Data excerpts
☆ ☆ ☆ ☆ ☆

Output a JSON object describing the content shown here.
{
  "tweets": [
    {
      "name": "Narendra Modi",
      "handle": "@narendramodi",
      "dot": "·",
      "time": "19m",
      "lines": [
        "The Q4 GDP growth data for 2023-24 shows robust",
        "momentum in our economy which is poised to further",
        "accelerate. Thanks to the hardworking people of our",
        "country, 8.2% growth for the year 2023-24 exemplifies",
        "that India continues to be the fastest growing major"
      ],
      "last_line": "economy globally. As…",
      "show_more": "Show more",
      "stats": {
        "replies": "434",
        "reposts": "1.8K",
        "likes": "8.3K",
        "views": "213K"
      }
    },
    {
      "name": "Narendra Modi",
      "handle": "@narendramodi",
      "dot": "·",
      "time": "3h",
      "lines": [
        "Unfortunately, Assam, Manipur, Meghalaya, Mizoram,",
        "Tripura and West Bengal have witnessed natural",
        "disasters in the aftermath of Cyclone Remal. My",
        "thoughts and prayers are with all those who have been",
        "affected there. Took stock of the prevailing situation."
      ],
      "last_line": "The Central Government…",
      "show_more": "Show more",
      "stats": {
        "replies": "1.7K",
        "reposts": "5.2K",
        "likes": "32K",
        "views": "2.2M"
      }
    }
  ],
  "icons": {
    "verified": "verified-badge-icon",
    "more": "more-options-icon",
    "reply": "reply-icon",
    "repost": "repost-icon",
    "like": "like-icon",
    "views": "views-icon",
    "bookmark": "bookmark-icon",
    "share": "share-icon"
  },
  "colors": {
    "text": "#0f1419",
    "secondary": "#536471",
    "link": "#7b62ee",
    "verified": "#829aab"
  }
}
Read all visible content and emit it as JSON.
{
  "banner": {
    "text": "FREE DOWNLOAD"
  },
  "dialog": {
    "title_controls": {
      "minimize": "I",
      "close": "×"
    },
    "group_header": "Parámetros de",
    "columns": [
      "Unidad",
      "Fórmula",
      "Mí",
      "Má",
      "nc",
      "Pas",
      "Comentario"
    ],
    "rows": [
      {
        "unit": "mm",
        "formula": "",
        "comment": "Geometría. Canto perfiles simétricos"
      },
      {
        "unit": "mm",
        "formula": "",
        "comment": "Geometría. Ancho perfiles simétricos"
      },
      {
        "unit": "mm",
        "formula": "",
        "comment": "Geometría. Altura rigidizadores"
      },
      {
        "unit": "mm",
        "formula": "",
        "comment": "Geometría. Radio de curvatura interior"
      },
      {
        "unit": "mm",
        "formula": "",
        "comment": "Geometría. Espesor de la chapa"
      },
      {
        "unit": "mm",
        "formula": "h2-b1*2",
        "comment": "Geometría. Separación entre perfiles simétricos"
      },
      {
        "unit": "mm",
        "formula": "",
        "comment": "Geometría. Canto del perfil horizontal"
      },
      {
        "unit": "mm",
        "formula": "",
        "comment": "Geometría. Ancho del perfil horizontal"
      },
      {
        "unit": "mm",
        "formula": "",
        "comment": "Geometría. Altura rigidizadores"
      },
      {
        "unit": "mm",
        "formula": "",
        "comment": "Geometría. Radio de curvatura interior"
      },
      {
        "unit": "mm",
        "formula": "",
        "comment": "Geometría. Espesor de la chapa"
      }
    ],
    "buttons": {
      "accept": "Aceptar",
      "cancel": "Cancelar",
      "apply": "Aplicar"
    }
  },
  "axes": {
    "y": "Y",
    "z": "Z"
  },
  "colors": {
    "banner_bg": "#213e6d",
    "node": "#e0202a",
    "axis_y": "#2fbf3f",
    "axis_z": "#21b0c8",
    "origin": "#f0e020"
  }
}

☆ ☆ ☆ ☆ ☆

◆ EXERCISE ◆
Copy each line of the data exactly, leaving nothing out.

◆ ANSWER BELOW ◆
Output a JSON object describing the content shown here.
{
  "tweets": [
    {
      "name": "Narendra Modi",
      "handle": "@narendramodi",
      "dot": "·",
      "time": "19m",
      "lines": [
        "The Q4 GDP growth data for 2023-24 shows robust",
        "momentum in our economy which is poised to further",
        "accelerate. Thanks to the hardworking people of our",
        "country, 8.2% growth for the year 2023-24 exemplifies",
        "that India continues to be the fastest growing major"
      ],
      "last_line": "economy globally. As…",
      "show_more": "Show more",
      "stats": {
        "replies": "434",
        "reposts": "1.8K",
        "likes": "8.3K",
        "views": "213K"
      }
    },
    {
      "name": "Narendra Modi",
      "handle": "@narendramodi",
      "dot": "·",
      "time": "3h",
      "lines": [
        "Unfortunately, Assam, Manipur, Meghalaya, Mizoram,",
        "Tripura and West Bengal have witnessed natural",
        "disasters in the aftermath of Cyclone Remal. My",
        "thoughts and prayers are with all those who have been",
        "affected there. Took stock of the prevailing situation."
      ],
      "last_line": "The Central Government…",
      "show_more": "Show more",
      "stats": {
        "replies": "1.7K",
        "reposts": "5.2K",
        "likes": "32K",
        "views": "2.2M"
      }
    }
  ],
  "icons": {
    "verified": "verified-badge-icon",
    "more": "more-options-icon",
    "reply": "reply-icon",
    "repost": "repost-icon",
    "like": "like-icon",
    "views": "views-icon",
    "bookmark": "bookmark-icon",
    "share": "share-icon"
  },
  "colors": {
    "text": "#0f1419",
    "secondary": "#536471",
    "link": "#7b62ee",
    "verified": "#829aab"
  }
}
Read all visible content and emit it as JSON.
{
  "banner": {
    "text": "FREE DOWNLOAD"
  },
  "dialog": {
    "title_controls": {
      "minimize": "I",
      "close": "×"
    },
    "group_header": "Parámetros de",
    "columns": [
      "Unidad",
      "Fórmula",
      "Mí",
      "Má",
      "nc",
      "Pas",
      "Comentario"
    ],
    "rows": [
      {
        "unit": "mm",
        "formula": "",
        "comment": "Geometría. Canto perfiles simétricos"
      },
      {
        "unit": "mm",
        "formula": "",
        "comment": "Geometría. Ancho perfiles simétricos"
      },
      {
        "unit": "mm",
        "formula": "",
        "comment": "Geometría. Altura rigidizadores"
      },
      {
        "unit": "mm",
        "formula": "",
        "comment": "Geometría. Radio de curvatura interior"
      },
      {
        "unit": "mm",
        "formula": "",
        "comment": "Geometría. Espesor de la chapa"
      },
      {
        "unit": "mm",
        "formula": "h2-b1*2",
        "comment": "Geometría. Separación entre perfiles simétricos"
      },
      {
        "unit": "mm",
        "formula": "",
        "comment": "Geometría. Canto del perfil horizontal"
      },
      {
        "unit": "mm",
        "formula": "",
        "comment": "Geometría. Ancho del perfil horizontal"
      },
      {
        "unit": "mm",
        "formula": "",
        "comment": "Geometría. Altura rigidizadores"
      },
      {
        "unit": "mm",
        "formula": "",
        "comment": "Geometría. Radio de curvatura interior"
      },
      {
        "unit": "mm",
        "formula": "",
        "comment": "Geometría. Espesor de la chapa"
      }
    ],
    "buttons": {
      "accept": "Aceptar",
      "cancel": "Cancelar",
      "apply": "Aplicar"
    }
  },
  "axes": {
    "y": "Y",
    "z": "Z"
  },
  "colors": {
    "banner_bg": "#213e6d",
    "node": "#e0202a",
    "axis_y": "#2fbf3f",
    "axis_z": "#21b0c8",
    "origin": "#f0e020"
  }
}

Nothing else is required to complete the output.